__STATED EXERCISE__.
Copy the records below exactly, omitting any pictures they contain.

__GIVEN ENTRIES__.
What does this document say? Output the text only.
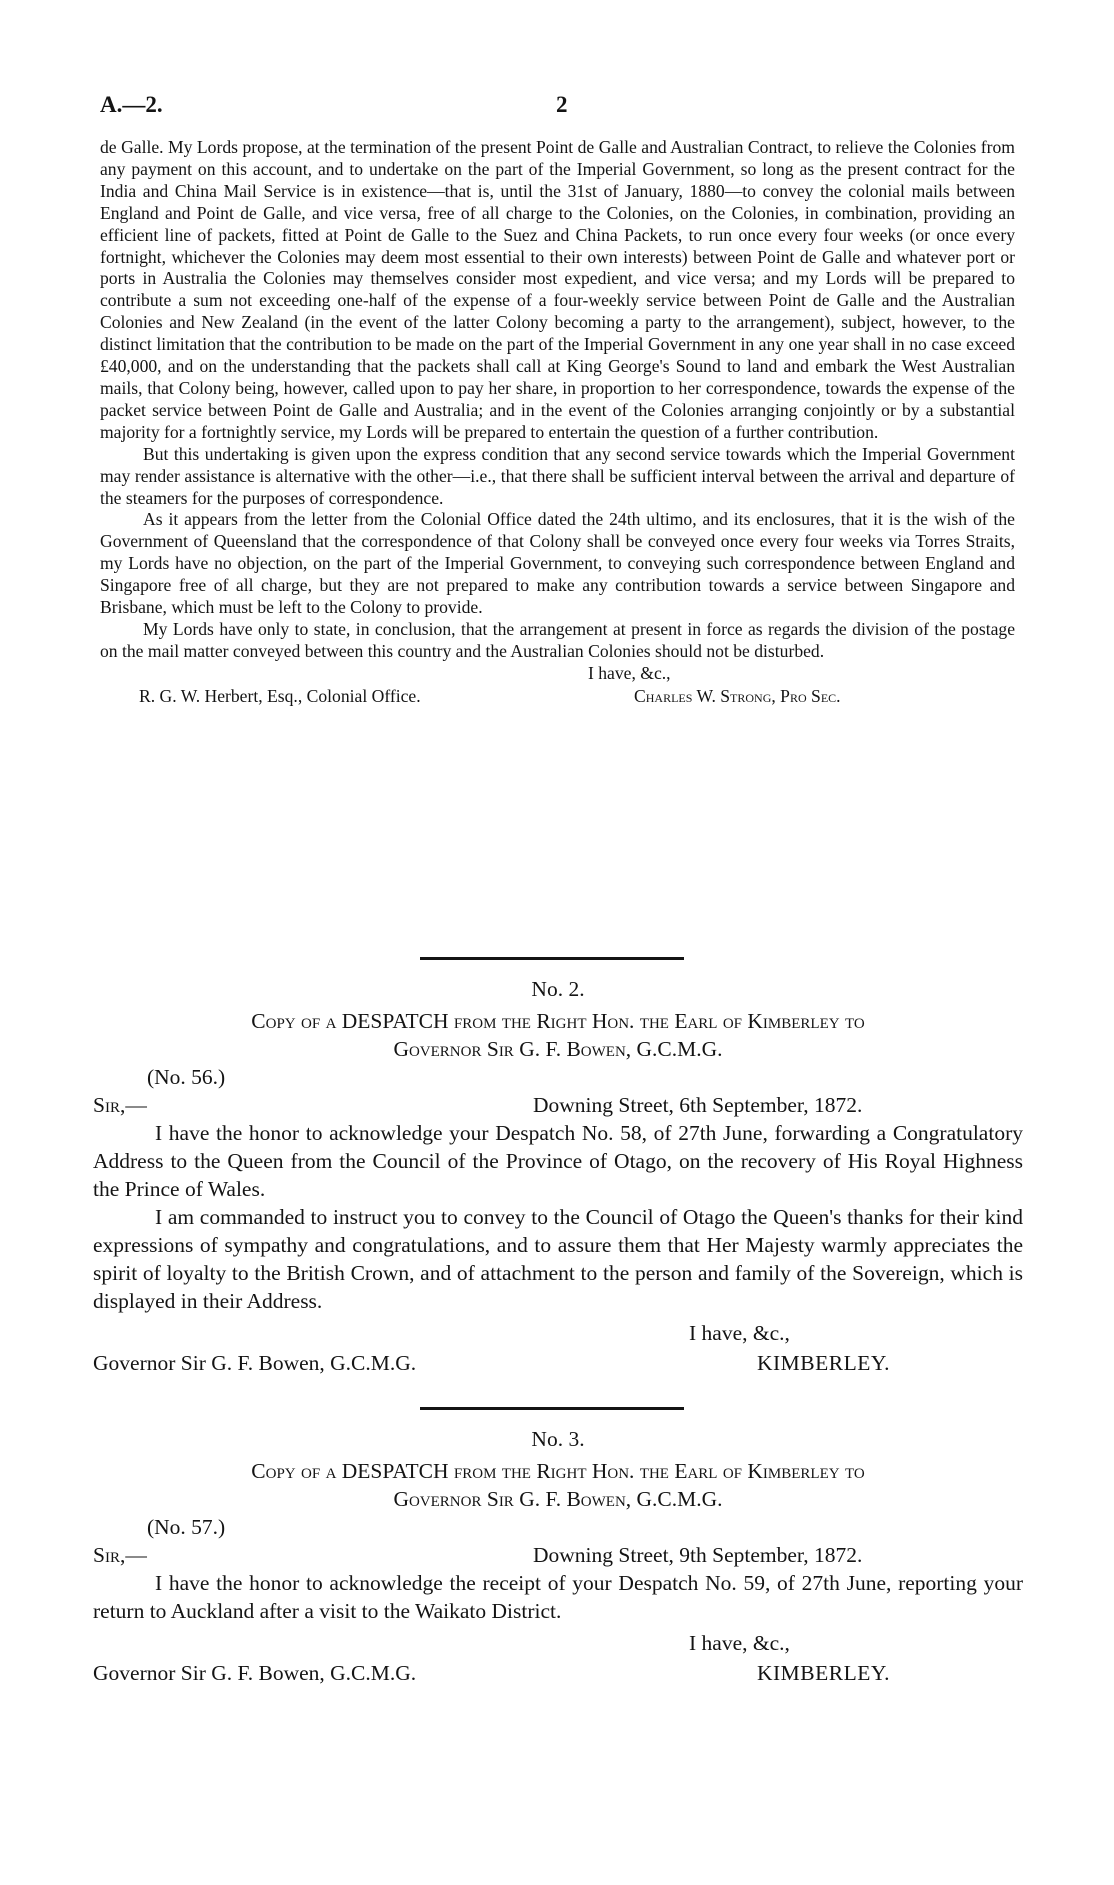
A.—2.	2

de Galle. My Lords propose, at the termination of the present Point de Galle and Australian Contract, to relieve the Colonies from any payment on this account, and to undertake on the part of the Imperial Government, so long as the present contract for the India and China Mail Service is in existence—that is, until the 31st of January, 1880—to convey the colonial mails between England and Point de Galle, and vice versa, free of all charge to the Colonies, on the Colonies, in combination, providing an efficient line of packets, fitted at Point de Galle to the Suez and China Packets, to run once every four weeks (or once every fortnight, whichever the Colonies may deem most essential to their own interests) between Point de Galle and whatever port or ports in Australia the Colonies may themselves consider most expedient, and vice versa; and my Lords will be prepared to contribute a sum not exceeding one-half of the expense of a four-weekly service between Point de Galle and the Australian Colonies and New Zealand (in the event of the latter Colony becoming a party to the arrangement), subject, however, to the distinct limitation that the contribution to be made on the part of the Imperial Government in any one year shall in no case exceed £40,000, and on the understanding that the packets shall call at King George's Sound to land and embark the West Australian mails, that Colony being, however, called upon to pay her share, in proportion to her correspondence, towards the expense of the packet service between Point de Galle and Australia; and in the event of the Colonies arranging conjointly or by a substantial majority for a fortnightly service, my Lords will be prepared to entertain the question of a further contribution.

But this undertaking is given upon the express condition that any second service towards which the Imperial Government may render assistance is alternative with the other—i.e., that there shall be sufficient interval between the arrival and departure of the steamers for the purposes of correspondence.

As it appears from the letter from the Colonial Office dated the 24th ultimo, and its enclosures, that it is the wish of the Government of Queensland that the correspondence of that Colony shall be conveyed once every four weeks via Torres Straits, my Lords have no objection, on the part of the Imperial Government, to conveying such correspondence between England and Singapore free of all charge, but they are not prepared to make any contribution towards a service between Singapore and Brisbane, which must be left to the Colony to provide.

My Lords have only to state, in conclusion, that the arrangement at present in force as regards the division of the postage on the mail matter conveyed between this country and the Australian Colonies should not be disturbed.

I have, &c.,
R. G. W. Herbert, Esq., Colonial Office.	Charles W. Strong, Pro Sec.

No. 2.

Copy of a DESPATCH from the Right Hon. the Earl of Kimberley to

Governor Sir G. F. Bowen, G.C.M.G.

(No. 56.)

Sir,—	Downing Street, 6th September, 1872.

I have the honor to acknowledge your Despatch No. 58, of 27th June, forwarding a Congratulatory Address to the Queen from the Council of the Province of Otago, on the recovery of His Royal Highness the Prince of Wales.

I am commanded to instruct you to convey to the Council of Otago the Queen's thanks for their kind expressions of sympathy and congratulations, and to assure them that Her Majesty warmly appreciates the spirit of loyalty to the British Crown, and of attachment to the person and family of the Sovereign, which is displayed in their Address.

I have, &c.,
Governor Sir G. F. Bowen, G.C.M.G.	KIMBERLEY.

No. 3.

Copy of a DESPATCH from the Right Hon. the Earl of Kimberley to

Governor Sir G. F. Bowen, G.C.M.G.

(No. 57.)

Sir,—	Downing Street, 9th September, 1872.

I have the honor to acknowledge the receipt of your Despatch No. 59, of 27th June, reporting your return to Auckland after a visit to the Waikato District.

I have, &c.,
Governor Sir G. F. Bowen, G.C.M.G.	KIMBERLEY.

__TASK RESPONSE__.
What does this document say? Output the text only.
A.—2.	2

de Galle. My Lords propose, at the termination of the present Point de Galle and Australian Contract, to relieve the Colonies from any payment on this account, and to undertake on the part of the Imperial Government, so long as the present contract for the India and China Mail Service is in existence—that is, until the 31st of January, 1880—to convey the colonial mails between England and Point de Galle, and vice versa, free of all charge to the Colonies, on the Colonies, in combination, providing an efficient line of packets, fitted at Point de Galle to the Suez and China Packets, to run once every four weeks (or once every fortnight, whichever the Colonies may deem most essential to their own interests) between Point de Galle and whatever port or ports in Australia the Colonies may themselves consider most expedient, and vice versa; and my Lords will be prepared to contribute a sum not exceeding one-half of the expense of a four-weekly service between Point de Galle and the Australian Colonies and New Zealand (in the event of the latter Colony becoming a party to the arrangement), subject, however, to the distinct limitation that the contribution to be made on the part of the Imperial Government in any one year shall in no case exceed £40,000, and on the understanding that the packets shall call at King George's Sound to land and embark the West Australian mails, that Colony being, however, called upon to pay her share, in proportion to her correspondence, towards the expense of the packet service between Point de Galle and Australia; and in the event of the Colonies arranging conjointly or by a substantial majority for a fortnightly service, my Lords will be prepared to entertain the question of a further contribution.

But this undertaking is given upon the express condition that any second service towards which the Imperial Government may render assistance is alternative with the other—i.e., that there shall be sufficient interval between the arrival and departure of the steamers for the purposes of correspondence.

As it appears from the letter from the Colonial Office dated the 24th ultimo, and its enclosures, that it is the wish of the Government of Queensland that the correspondence of that Colony shall be conveyed once every four weeks via Torres Straits, my Lords have no objection, on the part of the Imperial Government, to conveying such correspondence between England and Singapore free of all charge, but they are not prepared to make any contribution towards a service between Singapore and Brisbane, which must be left to the Colony to provide.

My Lords have only to state, in conclusion, that the arrangement at present in force as regards the division of the postage on the mail matter conveyed between this country and the Australian Colonies should not be disturbed.

I have, &c.,
R. G. W. Herbert, Esq., Colonial Office.	Charles W. Strong, Pro Sec.

No. 2.

Copy of a DESPATCH from the Right Hon. the Earl of Kimberley to

Governor Sir G. F. Bowen, G.C.M.G.

(No. 56.)

Sir,—	Downing Street, 6th September, 1872.

I have the honor to acknowledge your Despatch No. 58, of 27th June, forwarding a Congratulatory Address to the Queen from the Council of the Province of Otago, on the recovery of His Royal Highness the Prince of Wales.

I am commanded to instruct you to convey to the Council of Otago the Queen's thanks for their kind expressions of sympathy and congratulations, and to assure them that Her Majesty warmly appreciates the spirit of loyalty to the British Crown, and of attachment to the person and family of the Sovereign, which is displayed in their Address.

I have, &c.,
Governor Sir G. F. Bowen, G.C.M.G.	KIMBERLEY.

No. 3.

Copy of a DESPATCH from the Right Hon. the Earl of Kimberley to

Governor Sir G. F. Bowen, G.C.M.G.

(No. 57.)

Sir,—	Downing Street, 9th September, 1872.

I have the honor to acknowledge the receipt of your Despatch No. 59, of 27th June, reporting your return to Auckland after a visit to the Waikato District.

I have, &c.,
Governor Sir G. F. Bowen, G.C.M.G.	KIMBERLEY.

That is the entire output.